◆ What is expected ◆
Among the entries below, find the lines with "text" and copy them.

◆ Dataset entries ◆
::::::
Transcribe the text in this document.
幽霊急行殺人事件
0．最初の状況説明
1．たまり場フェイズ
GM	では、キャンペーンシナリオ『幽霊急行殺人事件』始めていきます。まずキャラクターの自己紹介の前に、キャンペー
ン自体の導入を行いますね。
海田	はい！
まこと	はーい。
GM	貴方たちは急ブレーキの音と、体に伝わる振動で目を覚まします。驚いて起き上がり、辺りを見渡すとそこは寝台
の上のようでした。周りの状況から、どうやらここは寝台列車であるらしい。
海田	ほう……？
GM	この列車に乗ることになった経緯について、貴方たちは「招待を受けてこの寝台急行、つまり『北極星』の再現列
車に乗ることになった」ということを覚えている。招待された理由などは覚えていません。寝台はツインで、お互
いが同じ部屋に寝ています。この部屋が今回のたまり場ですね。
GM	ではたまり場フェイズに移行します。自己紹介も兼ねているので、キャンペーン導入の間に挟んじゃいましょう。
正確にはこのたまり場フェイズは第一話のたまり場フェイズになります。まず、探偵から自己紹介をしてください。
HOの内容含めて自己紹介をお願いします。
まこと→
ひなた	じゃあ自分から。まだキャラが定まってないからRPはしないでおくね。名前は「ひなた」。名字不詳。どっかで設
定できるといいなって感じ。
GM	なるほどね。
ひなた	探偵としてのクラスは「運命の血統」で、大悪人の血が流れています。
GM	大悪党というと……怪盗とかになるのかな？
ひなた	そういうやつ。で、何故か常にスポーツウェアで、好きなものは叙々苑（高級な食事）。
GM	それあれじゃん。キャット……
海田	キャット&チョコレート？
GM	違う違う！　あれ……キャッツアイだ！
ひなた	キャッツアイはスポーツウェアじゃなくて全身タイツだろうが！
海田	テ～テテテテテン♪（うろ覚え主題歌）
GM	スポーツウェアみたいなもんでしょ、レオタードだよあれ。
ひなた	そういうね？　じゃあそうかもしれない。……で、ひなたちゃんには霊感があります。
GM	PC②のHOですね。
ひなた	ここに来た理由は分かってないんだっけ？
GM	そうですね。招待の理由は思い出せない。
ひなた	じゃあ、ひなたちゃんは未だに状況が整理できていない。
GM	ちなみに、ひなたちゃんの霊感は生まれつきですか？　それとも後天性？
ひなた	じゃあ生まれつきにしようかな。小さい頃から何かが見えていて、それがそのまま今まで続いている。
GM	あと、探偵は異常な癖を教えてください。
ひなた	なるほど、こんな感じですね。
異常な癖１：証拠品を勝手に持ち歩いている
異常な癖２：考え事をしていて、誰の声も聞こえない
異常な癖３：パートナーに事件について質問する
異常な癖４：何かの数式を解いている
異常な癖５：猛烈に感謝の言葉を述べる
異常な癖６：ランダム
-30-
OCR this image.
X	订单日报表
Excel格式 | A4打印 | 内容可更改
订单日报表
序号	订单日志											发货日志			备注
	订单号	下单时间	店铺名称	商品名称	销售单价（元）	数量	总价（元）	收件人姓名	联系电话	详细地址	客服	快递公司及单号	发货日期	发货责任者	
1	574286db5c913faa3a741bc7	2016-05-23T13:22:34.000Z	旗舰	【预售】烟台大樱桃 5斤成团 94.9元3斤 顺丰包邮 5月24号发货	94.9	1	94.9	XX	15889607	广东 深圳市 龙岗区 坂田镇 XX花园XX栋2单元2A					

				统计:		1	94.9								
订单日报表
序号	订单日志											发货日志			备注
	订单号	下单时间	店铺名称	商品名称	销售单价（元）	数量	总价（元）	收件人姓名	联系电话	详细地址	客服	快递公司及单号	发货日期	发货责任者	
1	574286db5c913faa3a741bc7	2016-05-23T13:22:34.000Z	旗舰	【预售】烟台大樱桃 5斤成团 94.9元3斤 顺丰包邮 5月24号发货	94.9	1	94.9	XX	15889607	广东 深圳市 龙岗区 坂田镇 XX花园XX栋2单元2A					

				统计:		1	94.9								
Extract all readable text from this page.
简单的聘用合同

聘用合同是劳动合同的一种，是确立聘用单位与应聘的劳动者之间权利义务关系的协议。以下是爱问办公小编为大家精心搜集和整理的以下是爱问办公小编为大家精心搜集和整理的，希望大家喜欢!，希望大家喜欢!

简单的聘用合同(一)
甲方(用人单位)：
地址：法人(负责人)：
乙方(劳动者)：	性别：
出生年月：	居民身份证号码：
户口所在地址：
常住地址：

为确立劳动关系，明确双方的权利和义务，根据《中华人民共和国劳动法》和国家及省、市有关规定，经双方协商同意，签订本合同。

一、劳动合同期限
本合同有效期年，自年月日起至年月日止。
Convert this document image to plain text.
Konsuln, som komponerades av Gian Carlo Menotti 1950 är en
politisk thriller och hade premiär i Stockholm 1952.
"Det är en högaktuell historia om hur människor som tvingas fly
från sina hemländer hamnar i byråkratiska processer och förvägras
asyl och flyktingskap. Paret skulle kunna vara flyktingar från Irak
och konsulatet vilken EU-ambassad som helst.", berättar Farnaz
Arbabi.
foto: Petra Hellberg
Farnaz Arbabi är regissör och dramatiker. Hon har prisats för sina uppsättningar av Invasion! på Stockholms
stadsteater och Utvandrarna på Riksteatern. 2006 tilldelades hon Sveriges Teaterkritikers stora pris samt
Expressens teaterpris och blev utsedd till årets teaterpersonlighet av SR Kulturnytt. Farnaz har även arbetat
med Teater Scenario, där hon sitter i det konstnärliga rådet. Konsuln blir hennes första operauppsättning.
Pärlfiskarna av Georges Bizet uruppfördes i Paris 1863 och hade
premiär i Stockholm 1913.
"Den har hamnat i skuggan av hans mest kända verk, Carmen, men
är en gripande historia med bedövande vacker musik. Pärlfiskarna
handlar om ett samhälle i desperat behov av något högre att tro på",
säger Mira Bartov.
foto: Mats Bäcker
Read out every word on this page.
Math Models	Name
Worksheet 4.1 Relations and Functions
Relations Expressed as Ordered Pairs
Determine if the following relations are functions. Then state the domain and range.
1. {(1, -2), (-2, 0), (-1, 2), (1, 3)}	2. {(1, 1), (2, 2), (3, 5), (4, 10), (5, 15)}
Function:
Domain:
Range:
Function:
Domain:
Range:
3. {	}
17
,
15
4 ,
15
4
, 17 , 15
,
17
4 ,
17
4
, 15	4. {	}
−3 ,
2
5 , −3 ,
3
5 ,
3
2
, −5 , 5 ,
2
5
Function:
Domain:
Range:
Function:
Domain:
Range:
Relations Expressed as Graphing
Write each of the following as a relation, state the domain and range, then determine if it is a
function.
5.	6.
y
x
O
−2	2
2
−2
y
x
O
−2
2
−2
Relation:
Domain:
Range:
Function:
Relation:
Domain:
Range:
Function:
::::::
◆ Response to this task ◆
Transcribe the text in this document.
Extract all readable text from this page.
Convert this document image to plain text.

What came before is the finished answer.